WRITTEN EXERCISE A:
Could you repeat the forum posts on overdrive trouble word for word?

READING PASSAGE:
Thanks much in advance.
|Brian, it sounds more like a wiring problem. I had the same thing happen to mine on reinstall, and discovered I had wired incorrectly. I can't give you advice, as I do not remember how it is wired, but worth double checking.|
There was a recent thread on oil selection for gearboxes with overdrive. At least one poster reported that using the originally recommended EP90 oil, his OD engaged but wouldn't disengage. I just replaced my clutch and had refilled the gearbox with EP 90 but drained and refilled it with Valvoline 20/50 racing oil based on the above mentioned thread.

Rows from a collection
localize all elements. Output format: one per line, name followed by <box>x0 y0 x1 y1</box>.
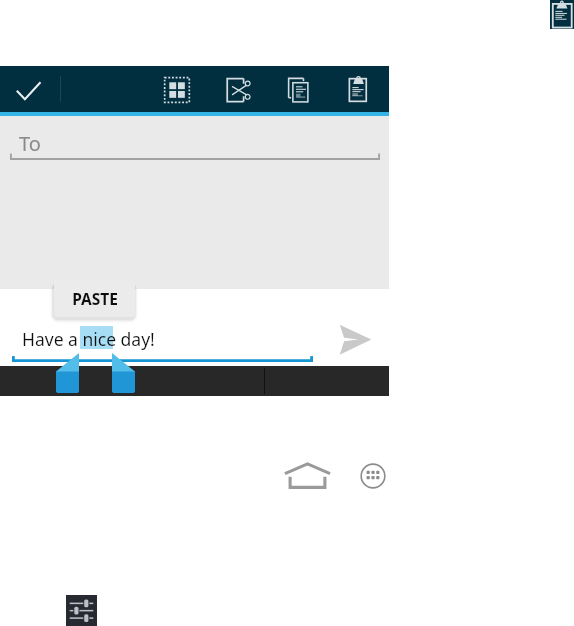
staticText: Have a nice day! <box>22 327 155 351</box>
button[interactable]: PASTE <box>54 280 135 317</box>
button[interactable]: Clipboard <box>550 0 574 29</box>
button[interactable]: Home <box>284 462 331 489</box>
button[interactable]: Settings <box>66 595 97 626</box>
staticText: PASTE <box>72 288 118 309</box>
button[interactable]: Select all <box>163 76 191 104</box>
button[interactable]: Done <box>10 74 44 104</box>
button[interactable]: Copy <box>286 76 311 104</box>
button[interactable]: All apps <box>360 463 386 489</box>
button[interactable]: Cut <box>224 76 252 104</box>
button[interactable]: Paste <box>346 76 371 104</box>
button[interactable]: Send <box>338 323 372 356</box>
staticText: To <box>19 130 41 157</box>
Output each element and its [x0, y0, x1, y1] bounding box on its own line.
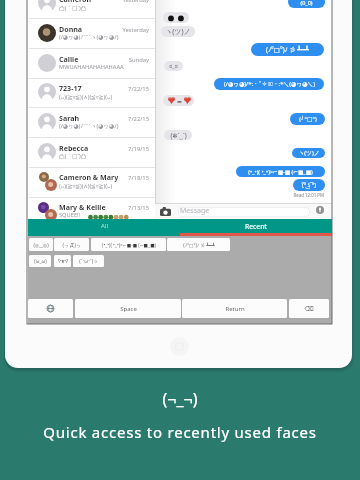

WRITTEN EXERCISE B:
Reproduce the rows exactly, from their very start down to the line containing "button[interactable]: All apps", both included. Omit the pictures.

TASK ANSWER A:
Thanks much in advance.
|Brian, it sounds more like a wiring problem. I had the same thing happen to mine on reinstall, and discovered I had wired incorrectly. I can't give you advice, as I do not remember how it is wired, but worth double checking.|
There was a recent thread on oil selection for gearboxes with overdrive. At least one poster reported that using the originally recommended EP90 oil, his OD engaged but wouldn't disengage. I just replaced my clutch and had refilled the gearbox with EP 90 but drained and refilled it with Valvoline 20/50 racing oil based on the above mentioned thread.

TASK ANSWER B:
localize all elements. Output format: one per line, name followed by <box>x0 y0 x1 y1</box>.
staticText: Have a nice day! <box>22 327 155 351</box>
button[interactable]: PASTE <box>54 280 135 317</box>
button[interactable]: Clipboard <box>550 0 574 29</box>
button[interactable]: Home <box>284 462 331 489</box>
button[interactable]: Settings <box>66 595 97 626</box>
staticText: PASTE <box>72 288 118 309</box>
button[interactable]: Select all <box>163 76 191 104</box>
button[interactable]: Done <box>10 74 44 104</box>
button[interactable]: Copy <box>286 76 311 104</box>
button[interactable]: All apps <box>360 463 386 489</box>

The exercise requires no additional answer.